**TASK DESCRIPTION**
Of the lines in these entries, how many contain the string "муниципальный"? Give the number and nothing else.

+--

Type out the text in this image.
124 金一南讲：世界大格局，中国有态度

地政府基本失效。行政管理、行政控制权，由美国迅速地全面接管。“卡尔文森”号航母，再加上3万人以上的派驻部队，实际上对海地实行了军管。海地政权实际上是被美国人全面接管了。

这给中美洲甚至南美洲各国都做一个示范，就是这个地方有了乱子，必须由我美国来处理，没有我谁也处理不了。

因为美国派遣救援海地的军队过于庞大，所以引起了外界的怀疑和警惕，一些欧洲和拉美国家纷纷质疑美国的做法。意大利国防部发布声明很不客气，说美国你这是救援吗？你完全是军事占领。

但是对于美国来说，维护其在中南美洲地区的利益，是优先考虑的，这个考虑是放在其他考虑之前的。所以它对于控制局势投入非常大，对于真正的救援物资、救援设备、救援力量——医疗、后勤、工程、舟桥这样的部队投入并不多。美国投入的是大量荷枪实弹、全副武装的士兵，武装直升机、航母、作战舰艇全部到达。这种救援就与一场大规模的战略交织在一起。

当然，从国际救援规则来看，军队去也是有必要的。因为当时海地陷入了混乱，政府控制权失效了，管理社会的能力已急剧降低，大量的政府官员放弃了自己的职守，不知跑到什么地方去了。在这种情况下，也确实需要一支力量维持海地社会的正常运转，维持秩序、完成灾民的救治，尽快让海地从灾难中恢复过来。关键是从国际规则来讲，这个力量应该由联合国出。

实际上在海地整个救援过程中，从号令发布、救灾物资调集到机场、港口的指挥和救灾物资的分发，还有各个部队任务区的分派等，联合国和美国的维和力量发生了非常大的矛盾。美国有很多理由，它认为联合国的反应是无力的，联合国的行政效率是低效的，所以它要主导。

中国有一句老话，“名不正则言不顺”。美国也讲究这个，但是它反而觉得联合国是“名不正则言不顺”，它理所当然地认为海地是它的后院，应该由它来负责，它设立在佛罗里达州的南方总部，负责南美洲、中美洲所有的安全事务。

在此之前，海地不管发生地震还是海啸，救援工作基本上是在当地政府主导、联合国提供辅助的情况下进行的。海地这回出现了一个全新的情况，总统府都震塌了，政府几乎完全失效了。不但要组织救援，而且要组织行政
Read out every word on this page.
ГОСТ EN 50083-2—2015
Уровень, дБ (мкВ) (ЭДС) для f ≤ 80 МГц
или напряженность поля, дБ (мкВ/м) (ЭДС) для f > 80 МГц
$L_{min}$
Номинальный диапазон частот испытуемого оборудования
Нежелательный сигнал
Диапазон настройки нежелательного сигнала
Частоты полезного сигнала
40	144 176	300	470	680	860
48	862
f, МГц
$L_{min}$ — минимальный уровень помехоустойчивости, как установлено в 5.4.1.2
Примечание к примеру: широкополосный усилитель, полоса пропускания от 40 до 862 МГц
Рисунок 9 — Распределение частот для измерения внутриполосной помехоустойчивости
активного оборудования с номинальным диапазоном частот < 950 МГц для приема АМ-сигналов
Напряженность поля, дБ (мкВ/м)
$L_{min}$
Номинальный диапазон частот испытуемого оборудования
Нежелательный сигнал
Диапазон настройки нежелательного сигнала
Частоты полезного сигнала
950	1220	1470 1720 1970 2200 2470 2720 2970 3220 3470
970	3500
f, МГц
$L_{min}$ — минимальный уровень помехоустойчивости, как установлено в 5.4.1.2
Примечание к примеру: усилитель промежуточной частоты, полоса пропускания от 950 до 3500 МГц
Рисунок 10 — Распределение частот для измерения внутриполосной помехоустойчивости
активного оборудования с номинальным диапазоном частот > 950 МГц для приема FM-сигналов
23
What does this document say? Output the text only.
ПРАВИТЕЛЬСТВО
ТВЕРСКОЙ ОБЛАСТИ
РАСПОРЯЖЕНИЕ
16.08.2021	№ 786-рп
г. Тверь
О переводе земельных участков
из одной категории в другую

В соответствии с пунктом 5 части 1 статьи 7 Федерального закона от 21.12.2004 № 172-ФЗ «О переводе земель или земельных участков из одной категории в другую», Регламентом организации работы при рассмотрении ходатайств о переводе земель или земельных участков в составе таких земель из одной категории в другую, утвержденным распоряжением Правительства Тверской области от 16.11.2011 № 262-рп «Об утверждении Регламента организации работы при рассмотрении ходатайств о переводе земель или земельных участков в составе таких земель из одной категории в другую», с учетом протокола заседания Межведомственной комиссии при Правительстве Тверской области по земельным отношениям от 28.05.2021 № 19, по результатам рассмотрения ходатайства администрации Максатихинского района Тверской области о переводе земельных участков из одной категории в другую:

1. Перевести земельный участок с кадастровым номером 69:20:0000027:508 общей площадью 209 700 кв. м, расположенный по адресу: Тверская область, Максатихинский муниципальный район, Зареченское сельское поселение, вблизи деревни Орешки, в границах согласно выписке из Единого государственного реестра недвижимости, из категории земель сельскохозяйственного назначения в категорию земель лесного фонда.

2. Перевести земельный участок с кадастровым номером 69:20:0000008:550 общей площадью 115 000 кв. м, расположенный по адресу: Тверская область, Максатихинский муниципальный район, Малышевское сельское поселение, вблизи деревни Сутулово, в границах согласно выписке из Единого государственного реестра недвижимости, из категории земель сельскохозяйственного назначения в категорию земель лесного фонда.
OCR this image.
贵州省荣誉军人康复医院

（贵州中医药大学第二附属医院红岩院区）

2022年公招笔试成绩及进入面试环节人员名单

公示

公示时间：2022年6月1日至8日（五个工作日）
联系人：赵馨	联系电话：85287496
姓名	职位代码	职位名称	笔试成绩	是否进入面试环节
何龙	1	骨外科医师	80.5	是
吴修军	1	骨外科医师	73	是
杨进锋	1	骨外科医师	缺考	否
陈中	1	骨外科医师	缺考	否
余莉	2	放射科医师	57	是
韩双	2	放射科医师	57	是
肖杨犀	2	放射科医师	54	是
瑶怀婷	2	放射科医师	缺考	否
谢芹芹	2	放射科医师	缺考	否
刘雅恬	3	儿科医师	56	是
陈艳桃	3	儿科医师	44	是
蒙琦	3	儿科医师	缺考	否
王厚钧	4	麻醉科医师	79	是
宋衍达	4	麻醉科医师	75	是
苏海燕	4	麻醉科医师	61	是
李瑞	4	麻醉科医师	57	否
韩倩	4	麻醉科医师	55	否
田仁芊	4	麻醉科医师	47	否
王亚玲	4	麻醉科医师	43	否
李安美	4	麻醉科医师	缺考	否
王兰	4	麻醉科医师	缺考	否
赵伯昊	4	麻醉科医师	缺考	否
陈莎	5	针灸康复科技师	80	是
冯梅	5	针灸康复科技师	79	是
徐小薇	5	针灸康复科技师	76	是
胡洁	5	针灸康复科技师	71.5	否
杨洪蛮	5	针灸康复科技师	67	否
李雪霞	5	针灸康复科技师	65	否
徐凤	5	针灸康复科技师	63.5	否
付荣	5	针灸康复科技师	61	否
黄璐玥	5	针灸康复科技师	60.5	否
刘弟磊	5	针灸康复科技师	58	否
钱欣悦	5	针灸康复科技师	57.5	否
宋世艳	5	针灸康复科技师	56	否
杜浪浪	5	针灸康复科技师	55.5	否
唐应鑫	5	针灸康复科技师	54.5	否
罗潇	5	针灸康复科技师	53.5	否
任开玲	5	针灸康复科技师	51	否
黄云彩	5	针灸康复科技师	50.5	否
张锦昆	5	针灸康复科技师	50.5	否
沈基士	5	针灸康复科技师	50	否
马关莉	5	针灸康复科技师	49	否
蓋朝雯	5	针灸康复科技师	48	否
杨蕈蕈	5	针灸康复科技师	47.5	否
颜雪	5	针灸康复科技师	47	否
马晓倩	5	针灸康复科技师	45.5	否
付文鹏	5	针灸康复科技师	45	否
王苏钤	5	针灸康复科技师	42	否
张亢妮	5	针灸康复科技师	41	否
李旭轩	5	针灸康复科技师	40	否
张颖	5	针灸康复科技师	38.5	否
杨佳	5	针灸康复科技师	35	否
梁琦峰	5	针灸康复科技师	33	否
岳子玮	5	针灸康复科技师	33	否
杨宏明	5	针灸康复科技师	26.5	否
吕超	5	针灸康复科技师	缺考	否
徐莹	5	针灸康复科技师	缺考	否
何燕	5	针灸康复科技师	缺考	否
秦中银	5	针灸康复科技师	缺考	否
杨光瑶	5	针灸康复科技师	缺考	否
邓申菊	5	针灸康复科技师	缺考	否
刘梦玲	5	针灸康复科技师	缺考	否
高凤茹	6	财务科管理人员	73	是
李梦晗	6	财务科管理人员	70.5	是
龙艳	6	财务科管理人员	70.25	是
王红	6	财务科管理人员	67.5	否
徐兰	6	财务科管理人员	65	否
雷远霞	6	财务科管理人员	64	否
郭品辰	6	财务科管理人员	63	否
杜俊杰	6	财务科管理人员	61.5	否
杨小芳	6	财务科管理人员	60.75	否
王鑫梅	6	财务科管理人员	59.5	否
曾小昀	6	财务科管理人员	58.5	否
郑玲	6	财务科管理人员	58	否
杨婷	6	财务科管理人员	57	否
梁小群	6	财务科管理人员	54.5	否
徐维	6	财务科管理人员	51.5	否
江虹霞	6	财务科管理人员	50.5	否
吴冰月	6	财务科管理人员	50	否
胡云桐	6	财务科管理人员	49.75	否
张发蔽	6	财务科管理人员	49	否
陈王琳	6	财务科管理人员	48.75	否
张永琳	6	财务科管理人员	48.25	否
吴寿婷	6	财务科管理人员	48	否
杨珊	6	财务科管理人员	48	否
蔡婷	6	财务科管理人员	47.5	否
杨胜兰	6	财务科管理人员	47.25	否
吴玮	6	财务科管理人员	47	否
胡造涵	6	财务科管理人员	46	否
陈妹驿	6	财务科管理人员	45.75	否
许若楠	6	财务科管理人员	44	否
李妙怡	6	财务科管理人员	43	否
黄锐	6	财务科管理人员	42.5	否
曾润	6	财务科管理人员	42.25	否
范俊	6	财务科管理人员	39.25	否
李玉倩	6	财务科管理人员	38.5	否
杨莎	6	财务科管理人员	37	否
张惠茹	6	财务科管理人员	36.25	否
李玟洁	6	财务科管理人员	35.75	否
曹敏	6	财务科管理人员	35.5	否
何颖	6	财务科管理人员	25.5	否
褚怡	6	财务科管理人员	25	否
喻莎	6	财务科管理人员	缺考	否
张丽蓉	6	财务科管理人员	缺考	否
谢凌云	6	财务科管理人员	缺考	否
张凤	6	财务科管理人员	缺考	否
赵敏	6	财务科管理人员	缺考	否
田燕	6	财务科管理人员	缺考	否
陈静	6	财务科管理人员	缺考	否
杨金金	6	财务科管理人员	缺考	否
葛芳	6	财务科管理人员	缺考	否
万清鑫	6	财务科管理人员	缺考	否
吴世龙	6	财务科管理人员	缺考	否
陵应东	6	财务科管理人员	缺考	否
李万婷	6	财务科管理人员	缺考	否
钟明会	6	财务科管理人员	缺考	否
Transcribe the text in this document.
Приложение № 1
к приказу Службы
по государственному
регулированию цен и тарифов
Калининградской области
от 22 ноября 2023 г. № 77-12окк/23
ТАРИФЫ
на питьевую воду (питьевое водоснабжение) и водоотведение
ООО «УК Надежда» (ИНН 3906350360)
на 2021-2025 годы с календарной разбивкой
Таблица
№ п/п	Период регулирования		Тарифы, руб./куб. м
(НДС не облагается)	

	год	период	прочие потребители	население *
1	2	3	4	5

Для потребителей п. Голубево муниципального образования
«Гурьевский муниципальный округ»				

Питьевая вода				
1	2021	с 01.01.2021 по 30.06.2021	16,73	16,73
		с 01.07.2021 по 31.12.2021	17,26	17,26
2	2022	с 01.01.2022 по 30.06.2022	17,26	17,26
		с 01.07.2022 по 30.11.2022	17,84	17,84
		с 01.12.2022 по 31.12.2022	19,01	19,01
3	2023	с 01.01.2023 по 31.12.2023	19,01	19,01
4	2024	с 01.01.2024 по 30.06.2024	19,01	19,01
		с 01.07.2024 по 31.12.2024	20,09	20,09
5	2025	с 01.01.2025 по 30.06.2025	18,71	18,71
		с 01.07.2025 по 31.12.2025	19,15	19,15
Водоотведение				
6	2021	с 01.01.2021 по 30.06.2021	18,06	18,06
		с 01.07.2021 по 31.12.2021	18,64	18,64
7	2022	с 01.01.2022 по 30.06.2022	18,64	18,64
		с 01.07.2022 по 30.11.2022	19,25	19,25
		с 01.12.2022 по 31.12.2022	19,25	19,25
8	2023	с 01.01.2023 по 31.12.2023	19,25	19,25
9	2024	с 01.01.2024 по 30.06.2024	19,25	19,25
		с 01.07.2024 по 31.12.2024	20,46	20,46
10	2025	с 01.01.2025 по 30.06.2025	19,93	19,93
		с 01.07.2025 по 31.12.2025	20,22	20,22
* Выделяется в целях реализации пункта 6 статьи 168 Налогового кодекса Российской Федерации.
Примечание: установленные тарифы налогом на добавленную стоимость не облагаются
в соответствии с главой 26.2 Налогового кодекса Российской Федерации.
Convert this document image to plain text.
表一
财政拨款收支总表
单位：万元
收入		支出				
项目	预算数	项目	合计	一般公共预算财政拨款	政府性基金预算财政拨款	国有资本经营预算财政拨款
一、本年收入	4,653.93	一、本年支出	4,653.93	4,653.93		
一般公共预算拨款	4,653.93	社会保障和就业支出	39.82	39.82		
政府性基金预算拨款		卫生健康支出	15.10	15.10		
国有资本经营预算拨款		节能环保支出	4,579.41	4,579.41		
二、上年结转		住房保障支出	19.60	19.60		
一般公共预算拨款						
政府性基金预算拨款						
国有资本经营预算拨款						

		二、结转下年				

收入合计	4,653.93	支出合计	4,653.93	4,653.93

+--

**CORRECT RESPONSE**
3